Problem to solve:
Will you write out all the entries below exactly?

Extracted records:
# # # # # # #
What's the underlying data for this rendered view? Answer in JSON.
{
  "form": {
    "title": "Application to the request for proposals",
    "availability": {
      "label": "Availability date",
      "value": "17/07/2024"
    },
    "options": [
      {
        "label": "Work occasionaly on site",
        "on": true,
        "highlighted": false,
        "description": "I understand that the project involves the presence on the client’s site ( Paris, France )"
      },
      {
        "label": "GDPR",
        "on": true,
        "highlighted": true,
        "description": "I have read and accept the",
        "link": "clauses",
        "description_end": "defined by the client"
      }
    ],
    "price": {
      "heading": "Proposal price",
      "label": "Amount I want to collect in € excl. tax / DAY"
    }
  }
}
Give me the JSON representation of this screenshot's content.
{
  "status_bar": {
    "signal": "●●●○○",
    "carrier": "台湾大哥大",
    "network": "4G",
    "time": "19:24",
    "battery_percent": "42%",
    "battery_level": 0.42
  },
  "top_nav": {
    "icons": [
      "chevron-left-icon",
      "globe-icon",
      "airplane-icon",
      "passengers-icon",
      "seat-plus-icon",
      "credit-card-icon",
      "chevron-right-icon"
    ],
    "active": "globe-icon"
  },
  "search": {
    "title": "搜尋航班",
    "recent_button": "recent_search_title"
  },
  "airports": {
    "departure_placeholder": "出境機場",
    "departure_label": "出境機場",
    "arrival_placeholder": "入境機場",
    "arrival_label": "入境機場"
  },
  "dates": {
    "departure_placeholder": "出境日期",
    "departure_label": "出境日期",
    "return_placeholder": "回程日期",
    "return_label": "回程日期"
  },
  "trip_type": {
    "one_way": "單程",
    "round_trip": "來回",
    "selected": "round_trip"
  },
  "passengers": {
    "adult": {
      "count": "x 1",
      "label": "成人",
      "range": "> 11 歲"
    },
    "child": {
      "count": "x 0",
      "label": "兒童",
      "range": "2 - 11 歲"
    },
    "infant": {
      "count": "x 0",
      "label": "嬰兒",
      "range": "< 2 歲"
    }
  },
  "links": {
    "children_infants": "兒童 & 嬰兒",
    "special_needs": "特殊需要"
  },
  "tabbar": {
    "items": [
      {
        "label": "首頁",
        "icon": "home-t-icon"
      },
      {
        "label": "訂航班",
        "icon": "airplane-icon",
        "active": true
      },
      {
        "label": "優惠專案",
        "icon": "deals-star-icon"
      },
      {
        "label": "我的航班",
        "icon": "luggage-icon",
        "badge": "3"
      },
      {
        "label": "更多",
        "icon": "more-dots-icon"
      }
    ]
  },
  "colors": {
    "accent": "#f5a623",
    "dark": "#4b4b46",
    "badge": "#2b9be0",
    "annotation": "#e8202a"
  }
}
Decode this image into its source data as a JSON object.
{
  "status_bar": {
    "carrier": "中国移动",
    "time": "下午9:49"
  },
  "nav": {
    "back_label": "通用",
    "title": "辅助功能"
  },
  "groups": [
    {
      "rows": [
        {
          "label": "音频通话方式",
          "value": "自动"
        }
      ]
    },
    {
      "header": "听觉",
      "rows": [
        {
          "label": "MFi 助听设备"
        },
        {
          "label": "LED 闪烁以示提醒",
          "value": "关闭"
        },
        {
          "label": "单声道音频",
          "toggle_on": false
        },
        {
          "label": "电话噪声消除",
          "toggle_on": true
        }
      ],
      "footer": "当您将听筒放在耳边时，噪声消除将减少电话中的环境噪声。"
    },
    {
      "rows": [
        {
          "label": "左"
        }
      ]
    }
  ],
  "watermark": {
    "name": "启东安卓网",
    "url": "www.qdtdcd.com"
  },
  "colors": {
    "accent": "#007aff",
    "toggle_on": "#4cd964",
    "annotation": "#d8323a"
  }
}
# # # # # # #
Reply to the exercise:
What's the underlying data for this rendered view? Answer in JSON.
{
  "form": {
    "title": "Application to the request for proposals",
    "availability": {
      "label": "Availability date",
      "value": "17/07/2024"
    },
    "options": [
      {
        "label": "Work occasionaly on site",
        "on": true,
        "highlighted": false,
        "description": "I understand that the project involves the presence on the client’s site ( Paris, France )"
      },
      {
        "label": "GDPR",
        "on": true,
        "highlighted": true,
        "description": "I have read and accept the",
        "link": "clauses",
        "description_end": "defined by the client"
      }
    ],
    "price": {
      "heading": "Proposal price",
      "label": "Amount I want to collect in € excl. tax / DAY"
    }
  }
}
Give me the JSON representation of this screenshot's content.
{
  "status_bar": {
    "signal": "●●●○○",
    "carrier": "台湾大哥大",
    "network": "4G",
    "time": "19:24",
    "battery_percent": "42%",
    "battery_level": 0.42
  },
  "top_nav": {
    "icons": [
      "chevron-left-icon",
      "globe-icon",
      "airplane-icon",
      "passengers-icon",
      "seat-plus-icon",
      "credit-card-icon",
      "chevron-right-icon"
    ],
    "active": "globe-icon"
  },
  "search": {
    "title": "搜尋航班",
    "recent_button": "recent_search_title"
  },
  "airports": {
    "departure_placeholder": "出境機場",
    "departure_label": "出境機場",
    "arrival_placeholder": "入境機場",
    "arrival_label": "入境機場"
  },
  "dates": {
    "departure_placeholder": "出境日期",
    "departure_label": "出境日期",
    "return_placeholder": "回程日期",
    "return_label": "回程日期"
  },
  "trip_type": {
    "one_way": "單程",
    "round_trip": "來回",
    "selected": "round_trip"
  },
  "passengers": {
    "adult": {
      "count": "x 1",
      "label": "成人",
      "range": "> 11 歲"
    },
    "child": {
      "count": "x 0",
      "label": "兒童",
      "range": "2 - 11 歲"
    },
    "infant": {
      "count": "x 0",
      "label": "嬰兒",
      "range": "< 2 歲"
    }
  },
  "links": {
    "children_infants": "兒童 & 嬰兒",
    "special_needs": "特殊需要"
  },
  "tabbar": {
    "items": [
      {
        "label": "首頁",
        "icon": "home-t-icon"
      },
      {
        "label": "訂航班",
        "icon": "airplane-icon",
        "active": true
      },
      {
        "label": "優惠專案",
        "icon": "deals-star-icon"
      },
      {
        "label": "我的航班",
        "icon": "luggage-icon",
        "badge": "3"
      },
      {
        "label": "更多",
        "icon": "more-dots-icon"
      }
    ]
  },
  "colors": {
    "accent": "#f5a623",
    "dark": "#4b4b46",
    "badge": "#2b9be0",
    "annotation": "#e8202a"
  }
}
Decode this image into its source data as a JSON object.
{
  "status_bar": {
    "carrier": "中国移动",
    "time": "下午9:49"
  },
  "nav": {
    "back_label": "通用",
    "title": "辅助功能"
  },
  "groups": [
    {
      "rows": [
        {
          "label": "音频通话方式",
          "value": "自动"
        }
      ]
    },
    {
      "header": "听觉",
      "rows": [
        {
          "label": "MFi 助听设备"
        },
        {
          "label": "LED 闪烁以示提醒",
          "value": "关闭"
        },
        {
          "label": "单声道音频",
          "toggle_on": false
        },
        {
          "label": "电话噪声消除",
          "toggle_on": true
        }
      ],
      "footer": "当您将听筒放在耳边时，噪声消除将减少电话中的环境噪声。"
    },
    {
      "rows": [
        {
          "label": "左"
        }
      ]
    }
  ],
  "watermark": {
    "name": "启东安卓网",
    "url": "www.qdtdcd.com"
  },
  "colors": {
    "accent": "#007aff",
    "toggle_on": "#4cd964",
    "annotation": "#d8323a"
  }
}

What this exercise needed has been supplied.